Dataset content ->
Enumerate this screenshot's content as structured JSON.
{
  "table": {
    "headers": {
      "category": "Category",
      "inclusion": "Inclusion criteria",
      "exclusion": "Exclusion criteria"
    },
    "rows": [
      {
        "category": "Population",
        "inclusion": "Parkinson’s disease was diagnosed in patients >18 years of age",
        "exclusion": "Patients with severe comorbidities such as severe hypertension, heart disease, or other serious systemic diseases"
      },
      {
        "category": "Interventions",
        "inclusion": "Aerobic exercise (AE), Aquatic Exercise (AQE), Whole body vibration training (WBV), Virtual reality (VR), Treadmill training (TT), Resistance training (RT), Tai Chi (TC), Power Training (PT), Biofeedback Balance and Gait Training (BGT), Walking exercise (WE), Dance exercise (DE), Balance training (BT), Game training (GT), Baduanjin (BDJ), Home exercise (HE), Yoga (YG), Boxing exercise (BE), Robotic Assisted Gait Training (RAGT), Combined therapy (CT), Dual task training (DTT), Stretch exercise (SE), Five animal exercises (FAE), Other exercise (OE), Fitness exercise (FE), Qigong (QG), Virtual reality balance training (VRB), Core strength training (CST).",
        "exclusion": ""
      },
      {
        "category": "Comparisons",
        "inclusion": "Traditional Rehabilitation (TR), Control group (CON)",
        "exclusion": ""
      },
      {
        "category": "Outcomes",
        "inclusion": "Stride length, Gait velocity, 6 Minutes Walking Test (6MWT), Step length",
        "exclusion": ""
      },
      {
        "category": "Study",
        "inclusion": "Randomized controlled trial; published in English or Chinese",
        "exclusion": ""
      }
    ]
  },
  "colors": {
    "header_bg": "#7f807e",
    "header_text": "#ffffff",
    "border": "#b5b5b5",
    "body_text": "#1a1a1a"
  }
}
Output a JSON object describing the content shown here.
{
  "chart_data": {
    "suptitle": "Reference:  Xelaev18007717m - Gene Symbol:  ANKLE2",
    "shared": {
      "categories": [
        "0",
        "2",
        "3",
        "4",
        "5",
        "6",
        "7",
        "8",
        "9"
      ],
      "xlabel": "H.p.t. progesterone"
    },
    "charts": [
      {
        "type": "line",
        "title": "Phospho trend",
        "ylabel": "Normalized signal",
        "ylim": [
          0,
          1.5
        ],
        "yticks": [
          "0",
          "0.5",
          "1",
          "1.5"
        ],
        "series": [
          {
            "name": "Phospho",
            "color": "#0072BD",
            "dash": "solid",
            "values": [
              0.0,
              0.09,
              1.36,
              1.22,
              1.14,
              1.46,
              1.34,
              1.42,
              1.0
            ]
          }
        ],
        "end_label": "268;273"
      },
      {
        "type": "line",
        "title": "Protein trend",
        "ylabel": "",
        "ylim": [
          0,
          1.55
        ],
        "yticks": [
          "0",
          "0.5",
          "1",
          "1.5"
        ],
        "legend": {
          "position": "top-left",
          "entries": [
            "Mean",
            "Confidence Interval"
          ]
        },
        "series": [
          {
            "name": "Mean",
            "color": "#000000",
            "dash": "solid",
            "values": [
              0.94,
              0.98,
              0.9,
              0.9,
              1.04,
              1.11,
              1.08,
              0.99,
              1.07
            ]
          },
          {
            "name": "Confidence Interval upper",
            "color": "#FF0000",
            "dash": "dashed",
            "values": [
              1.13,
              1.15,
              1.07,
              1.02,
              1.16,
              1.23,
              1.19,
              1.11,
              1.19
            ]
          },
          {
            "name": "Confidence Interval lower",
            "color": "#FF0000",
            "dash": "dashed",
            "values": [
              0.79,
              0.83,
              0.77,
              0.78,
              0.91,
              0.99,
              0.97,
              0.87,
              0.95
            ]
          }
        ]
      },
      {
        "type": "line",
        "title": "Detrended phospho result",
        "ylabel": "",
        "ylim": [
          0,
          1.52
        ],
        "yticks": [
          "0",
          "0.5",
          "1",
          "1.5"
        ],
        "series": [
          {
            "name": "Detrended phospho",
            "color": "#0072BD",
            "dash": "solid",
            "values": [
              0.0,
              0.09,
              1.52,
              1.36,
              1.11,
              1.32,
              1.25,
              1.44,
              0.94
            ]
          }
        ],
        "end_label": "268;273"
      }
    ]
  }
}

Problem description ->
Whenever a line of the data above holds the word "Gait", it counts once; report the total number of such lines and nothing more.

Answer to the problem ->
2